-- Begin Supplied records --
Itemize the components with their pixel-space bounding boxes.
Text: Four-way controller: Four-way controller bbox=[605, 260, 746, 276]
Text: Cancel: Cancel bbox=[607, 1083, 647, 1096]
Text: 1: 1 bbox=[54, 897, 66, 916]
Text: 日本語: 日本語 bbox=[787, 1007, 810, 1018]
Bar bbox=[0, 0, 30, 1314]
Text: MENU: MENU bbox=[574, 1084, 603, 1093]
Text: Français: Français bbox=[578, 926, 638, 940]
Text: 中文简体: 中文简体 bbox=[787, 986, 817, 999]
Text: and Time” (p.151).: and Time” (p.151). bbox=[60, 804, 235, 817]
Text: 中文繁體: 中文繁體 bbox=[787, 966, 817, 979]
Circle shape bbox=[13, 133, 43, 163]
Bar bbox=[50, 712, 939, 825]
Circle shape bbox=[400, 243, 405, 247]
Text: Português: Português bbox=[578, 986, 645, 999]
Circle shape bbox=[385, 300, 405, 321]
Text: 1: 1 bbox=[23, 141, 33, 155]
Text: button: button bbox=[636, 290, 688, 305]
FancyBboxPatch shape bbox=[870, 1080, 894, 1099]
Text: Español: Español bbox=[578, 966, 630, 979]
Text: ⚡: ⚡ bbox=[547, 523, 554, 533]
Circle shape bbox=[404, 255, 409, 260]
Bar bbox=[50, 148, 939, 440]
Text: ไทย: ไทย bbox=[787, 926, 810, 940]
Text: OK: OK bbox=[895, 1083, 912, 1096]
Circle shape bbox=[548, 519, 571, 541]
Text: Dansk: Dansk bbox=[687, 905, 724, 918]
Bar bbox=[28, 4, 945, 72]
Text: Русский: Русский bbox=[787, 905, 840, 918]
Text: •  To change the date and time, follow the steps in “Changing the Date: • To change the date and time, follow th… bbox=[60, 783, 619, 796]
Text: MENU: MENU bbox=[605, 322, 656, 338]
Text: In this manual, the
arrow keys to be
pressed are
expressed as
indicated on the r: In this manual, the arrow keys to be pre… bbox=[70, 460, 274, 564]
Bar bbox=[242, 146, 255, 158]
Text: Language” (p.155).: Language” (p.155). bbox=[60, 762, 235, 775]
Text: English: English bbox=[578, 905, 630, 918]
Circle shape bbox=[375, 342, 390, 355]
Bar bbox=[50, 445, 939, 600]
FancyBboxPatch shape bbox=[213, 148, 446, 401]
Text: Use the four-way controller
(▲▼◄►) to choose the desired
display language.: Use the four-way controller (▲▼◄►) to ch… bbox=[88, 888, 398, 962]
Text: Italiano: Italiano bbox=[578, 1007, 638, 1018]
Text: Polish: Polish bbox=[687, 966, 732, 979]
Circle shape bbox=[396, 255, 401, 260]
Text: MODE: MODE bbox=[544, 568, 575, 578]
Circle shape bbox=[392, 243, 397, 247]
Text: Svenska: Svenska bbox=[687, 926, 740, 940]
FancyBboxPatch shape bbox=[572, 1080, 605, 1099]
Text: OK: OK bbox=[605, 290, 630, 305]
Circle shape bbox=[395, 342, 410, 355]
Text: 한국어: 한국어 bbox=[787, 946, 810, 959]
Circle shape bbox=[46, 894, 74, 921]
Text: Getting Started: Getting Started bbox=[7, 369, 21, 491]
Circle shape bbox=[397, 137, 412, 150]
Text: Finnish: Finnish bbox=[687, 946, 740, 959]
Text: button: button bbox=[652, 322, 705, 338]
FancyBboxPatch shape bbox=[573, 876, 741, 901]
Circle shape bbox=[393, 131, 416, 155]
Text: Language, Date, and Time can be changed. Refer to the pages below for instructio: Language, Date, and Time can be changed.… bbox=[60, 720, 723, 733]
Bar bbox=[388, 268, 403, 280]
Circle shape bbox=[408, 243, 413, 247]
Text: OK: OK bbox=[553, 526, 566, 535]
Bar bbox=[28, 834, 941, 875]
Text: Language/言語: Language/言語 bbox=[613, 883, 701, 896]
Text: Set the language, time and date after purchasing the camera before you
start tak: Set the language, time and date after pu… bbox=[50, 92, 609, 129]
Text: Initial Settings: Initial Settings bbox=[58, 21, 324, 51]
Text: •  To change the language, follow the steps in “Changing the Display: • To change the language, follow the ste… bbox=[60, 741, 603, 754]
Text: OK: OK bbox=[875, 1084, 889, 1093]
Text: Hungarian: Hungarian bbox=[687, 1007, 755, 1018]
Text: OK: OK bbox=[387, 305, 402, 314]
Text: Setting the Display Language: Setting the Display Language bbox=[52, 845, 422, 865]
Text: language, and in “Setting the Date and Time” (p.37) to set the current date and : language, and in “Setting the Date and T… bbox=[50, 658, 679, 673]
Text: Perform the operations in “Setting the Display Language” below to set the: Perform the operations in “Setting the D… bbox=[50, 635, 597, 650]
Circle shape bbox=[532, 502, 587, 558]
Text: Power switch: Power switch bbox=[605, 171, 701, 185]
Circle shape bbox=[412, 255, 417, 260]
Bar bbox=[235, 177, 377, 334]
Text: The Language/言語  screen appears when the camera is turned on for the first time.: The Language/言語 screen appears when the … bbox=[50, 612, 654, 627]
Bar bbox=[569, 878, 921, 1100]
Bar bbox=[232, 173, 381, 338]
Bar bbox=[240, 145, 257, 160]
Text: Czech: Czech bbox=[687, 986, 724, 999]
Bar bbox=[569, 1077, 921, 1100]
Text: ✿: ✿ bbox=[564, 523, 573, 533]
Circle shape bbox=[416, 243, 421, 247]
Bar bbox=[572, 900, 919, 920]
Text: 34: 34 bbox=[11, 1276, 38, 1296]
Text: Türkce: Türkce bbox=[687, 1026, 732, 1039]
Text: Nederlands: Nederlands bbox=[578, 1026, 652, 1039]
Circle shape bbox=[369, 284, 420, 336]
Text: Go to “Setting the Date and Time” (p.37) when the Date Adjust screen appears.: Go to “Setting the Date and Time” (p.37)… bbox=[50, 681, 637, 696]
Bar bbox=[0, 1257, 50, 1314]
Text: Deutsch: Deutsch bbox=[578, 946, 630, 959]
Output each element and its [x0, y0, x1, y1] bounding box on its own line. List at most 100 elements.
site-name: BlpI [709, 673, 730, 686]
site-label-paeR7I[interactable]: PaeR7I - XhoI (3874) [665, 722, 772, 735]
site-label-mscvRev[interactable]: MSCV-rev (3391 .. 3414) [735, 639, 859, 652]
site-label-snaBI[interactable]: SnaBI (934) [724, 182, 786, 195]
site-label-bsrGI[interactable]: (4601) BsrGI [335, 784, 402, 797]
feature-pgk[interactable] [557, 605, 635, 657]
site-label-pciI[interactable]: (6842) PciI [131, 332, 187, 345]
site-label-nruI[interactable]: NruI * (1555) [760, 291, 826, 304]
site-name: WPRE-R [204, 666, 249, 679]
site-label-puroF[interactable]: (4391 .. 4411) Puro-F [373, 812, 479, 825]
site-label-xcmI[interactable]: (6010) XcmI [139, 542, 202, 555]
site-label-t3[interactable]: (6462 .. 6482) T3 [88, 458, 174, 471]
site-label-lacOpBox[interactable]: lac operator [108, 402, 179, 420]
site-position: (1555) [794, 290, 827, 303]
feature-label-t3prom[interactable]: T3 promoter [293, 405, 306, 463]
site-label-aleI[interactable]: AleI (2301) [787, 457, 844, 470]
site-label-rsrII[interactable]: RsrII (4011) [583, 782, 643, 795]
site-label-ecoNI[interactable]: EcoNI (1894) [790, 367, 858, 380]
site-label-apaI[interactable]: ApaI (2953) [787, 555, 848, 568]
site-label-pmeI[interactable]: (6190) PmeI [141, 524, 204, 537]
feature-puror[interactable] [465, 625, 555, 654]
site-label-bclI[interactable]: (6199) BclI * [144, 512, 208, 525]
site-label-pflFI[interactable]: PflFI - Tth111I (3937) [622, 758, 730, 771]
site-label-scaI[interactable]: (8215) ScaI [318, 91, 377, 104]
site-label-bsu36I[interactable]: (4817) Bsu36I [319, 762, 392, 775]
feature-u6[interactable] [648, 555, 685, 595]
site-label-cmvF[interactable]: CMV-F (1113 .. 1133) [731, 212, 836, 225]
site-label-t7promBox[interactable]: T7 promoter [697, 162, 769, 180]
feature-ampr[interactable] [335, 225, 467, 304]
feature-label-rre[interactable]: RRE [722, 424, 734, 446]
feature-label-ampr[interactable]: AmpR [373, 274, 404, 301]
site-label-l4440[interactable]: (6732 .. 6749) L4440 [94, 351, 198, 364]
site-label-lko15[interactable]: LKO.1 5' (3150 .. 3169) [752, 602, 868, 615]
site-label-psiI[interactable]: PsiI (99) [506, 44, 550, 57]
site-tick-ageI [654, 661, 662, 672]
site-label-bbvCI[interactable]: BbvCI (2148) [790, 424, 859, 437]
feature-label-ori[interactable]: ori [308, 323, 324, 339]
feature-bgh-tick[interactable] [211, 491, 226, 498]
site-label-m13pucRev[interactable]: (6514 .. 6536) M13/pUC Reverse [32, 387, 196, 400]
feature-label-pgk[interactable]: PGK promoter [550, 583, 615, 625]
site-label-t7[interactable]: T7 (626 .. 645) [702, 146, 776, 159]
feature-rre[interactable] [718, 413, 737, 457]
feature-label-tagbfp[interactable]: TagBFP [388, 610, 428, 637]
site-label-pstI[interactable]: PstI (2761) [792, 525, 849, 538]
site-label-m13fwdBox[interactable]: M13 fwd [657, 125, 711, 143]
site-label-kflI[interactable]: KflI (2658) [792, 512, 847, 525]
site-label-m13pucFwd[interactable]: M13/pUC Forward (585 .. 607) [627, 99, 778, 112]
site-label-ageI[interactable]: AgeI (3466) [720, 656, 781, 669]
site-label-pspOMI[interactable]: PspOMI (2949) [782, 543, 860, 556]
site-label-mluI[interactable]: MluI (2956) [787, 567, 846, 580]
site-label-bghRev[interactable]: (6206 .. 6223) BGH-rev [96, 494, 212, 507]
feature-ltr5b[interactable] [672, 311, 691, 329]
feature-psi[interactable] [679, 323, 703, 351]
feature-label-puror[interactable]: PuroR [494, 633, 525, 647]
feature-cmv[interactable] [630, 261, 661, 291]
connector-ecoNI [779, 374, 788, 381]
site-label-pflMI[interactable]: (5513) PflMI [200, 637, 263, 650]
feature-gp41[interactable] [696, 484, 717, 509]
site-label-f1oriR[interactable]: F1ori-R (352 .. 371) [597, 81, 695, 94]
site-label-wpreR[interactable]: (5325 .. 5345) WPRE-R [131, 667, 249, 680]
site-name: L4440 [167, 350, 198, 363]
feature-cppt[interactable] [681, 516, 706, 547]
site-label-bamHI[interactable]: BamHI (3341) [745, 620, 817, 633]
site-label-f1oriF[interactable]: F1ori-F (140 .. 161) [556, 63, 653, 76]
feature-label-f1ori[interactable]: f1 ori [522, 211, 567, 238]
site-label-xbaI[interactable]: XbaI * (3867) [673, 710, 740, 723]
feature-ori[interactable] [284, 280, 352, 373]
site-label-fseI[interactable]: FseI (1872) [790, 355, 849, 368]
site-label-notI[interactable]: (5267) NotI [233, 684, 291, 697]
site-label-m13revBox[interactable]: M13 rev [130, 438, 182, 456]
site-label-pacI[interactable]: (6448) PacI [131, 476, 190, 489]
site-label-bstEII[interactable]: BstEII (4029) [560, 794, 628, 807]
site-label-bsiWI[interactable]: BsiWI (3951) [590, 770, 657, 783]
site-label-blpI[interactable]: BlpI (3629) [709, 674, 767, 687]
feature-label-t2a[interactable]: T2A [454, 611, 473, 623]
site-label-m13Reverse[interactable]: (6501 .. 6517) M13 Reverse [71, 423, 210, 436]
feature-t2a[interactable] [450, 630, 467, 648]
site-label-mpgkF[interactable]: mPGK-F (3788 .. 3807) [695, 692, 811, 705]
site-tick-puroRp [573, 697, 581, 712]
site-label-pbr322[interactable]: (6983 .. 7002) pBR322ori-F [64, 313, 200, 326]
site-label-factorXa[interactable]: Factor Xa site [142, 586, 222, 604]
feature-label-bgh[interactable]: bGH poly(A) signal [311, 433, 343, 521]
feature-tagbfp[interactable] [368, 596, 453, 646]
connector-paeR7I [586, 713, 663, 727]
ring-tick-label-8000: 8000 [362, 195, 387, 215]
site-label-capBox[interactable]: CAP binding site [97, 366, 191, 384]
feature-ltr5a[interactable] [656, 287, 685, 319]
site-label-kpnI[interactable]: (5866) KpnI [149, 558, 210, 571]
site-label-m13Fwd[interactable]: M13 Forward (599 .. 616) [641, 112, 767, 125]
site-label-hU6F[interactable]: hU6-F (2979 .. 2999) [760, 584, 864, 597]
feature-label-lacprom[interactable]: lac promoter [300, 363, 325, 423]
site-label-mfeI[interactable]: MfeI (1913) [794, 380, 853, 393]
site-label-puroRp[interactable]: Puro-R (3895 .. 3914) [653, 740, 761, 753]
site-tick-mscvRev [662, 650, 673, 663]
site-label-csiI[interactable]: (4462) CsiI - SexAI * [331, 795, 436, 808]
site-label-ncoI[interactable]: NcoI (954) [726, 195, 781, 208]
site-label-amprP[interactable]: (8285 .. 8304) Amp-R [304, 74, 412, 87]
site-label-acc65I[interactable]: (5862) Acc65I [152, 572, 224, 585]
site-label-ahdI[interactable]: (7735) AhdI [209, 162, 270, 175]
-- End Supplied records --
• **Task**: Please turn the rows, starting at the beginning and ending at the line that contains "Circle shape bbox=[400, 243, 405, 247]", into a numbered list with any blank lines left out.

• **Output**:
1. Itemize the components with their pixel-space bounding boxes.
2. Text: Four-way controller: Four-way controller bbox=[605, 260, 746, 276]
3. Text: Cancel: Cancel bbox=[607, 1083, 647, 1096]
4. Text: 1: 1 bbox=[54, 897, 66, 916]
5. Text: 日本語: 日本語 bbox=[787, 1007, 810, 1018]
6. Bar bbox=[0, 0, 30, 1314]
7. Text: MENU: MENU bbox=[574, 1084, 603, 1093]
8. Text: Français: Français bbox=[578, 926, 638, 940]
9. Text: 中文简体: 中文简体 bbox=[787, 986, 817, 999]
10. Text: and Time” (p.151).: and Time” (p.151). bbox=[60, 804, 235, 817]
11. Text: 中文繁體: 中文繁體 bbox=[787, 966, 817, 979]
12. Circle shape bbox=[13, 133, 43, 163]
13. Bar bbox=[50, 712, 939, 825]
14. Circle shape bbox=[400, 243, 405, 247]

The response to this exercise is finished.